■ EXERCISE BRIEF ■
Copy each entry as it stands, leaving nothing out.

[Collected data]
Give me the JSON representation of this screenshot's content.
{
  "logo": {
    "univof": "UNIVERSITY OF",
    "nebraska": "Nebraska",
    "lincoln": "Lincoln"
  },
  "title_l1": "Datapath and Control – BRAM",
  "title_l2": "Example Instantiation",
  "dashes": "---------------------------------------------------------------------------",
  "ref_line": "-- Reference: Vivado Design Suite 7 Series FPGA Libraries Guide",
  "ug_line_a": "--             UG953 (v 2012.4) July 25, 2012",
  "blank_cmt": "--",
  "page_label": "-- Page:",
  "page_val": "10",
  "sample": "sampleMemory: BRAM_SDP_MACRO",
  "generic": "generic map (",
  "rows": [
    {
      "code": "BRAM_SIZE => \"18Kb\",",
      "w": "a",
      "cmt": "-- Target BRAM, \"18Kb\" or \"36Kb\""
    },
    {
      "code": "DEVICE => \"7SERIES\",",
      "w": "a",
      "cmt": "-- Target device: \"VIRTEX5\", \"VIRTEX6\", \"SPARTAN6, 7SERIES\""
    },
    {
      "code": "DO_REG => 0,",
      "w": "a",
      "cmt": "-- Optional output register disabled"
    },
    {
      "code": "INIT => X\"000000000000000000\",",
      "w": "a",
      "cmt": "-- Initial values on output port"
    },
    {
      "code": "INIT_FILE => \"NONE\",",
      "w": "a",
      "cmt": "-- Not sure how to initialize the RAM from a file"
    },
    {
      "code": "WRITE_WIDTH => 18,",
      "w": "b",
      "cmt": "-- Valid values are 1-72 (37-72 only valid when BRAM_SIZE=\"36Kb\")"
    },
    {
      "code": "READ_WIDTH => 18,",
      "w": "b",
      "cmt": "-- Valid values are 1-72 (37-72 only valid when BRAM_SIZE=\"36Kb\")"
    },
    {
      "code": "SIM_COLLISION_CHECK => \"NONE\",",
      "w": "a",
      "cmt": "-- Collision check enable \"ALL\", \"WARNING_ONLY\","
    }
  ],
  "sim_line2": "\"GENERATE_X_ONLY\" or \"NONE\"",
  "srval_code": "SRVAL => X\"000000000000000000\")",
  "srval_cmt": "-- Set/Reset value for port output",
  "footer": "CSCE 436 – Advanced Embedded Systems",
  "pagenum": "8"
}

■ ANSWER FOR THIS EXERCISE ■
Give me the JSON representation of this screenshot's content.
{
  "logo": {
    "univof": "UNIVERSITY OF",
    "nebraska": "Nebraska",
    "lincoln": "Lincoln"
  },
  "title_l1": "Datapath and Control – BRAM",
  "title_l2": "Example Instantiation",
  "dashes": "---------------------------------------------------------------------------",
  "ref_line": "-- Reference: Vivado Design Suite 7 Series FPGA Libraries Guide",
  "ug_line_a": "--             UG953 (v 2012.4) July 25, 2012",
  "blank_cmt": "--",
  "page_label": "-- Page:",
  "page_val": "10",
  "sample": "sampleMemory: BRAM_SDP_MACRO",
  "generic": "generic map (",
  "rows": [
    {
      "code": "BRAM_SIZE => \"18Kb\",",
      "w": "a",
      "cmt": "-- Target BRAM, \"18Kb\" or \"36Kb\""
    },
    {
      "code": "DEVICE => \"7SERIES\",",
      "w": "a",
      "cmt": "-- Target device: \"VIRTEX5\", \"VIRTEX6\", \"SPARTAN6, 7SERIES\""
    },
    {
      "code": "DO_REG => 0,",
      "w": "a",
      "cmt": "-- Optional output register disabled"
    },
    {
      "code": "INIT => X\"000000000000000000\",",
      "w": "a",
      "cmt": "-- Initial values on output port"
    },
    {
      "code": "INIT_FILE => \"NONE\",",
      "w": "a",
      "cmt": "-- Not sure how to initialize the RAM from a file"
    },
    {
      "code": "WRITE_WIDTH => 18,",
      "w": "b",
      "cmt": "-- Valid values are 1-72 (37-72 only valid when BRAM_SIZE=\"36Kb\")"
    },
    {
      "code": "READ_WIDTH => 18,",
      "w": "b",
      "cmt": "-- Valid values are 1-72 (37-72 only valid when BRAM_SIZE=\"36Kb\")"
    },
    {
      "code": "SIM_COLLISION_CHECK => \"NONE\",",
      "w": "a",
      "cmt": "-- Collision check enable \"ALL\", \"WARNING_ONLY\","
    }
  ],
  "sim_line2": "\"GENERATE_X_ONLY\" or \"NONE\"",
  "srval_code": "SRVAL => X\"000000000000000000\")",
  "srval_cmt": "-- Set/Reset value for port output",
  "footer": "CSCE 436 – Advanced Embedded Systems",
  "pagenum": "8"
}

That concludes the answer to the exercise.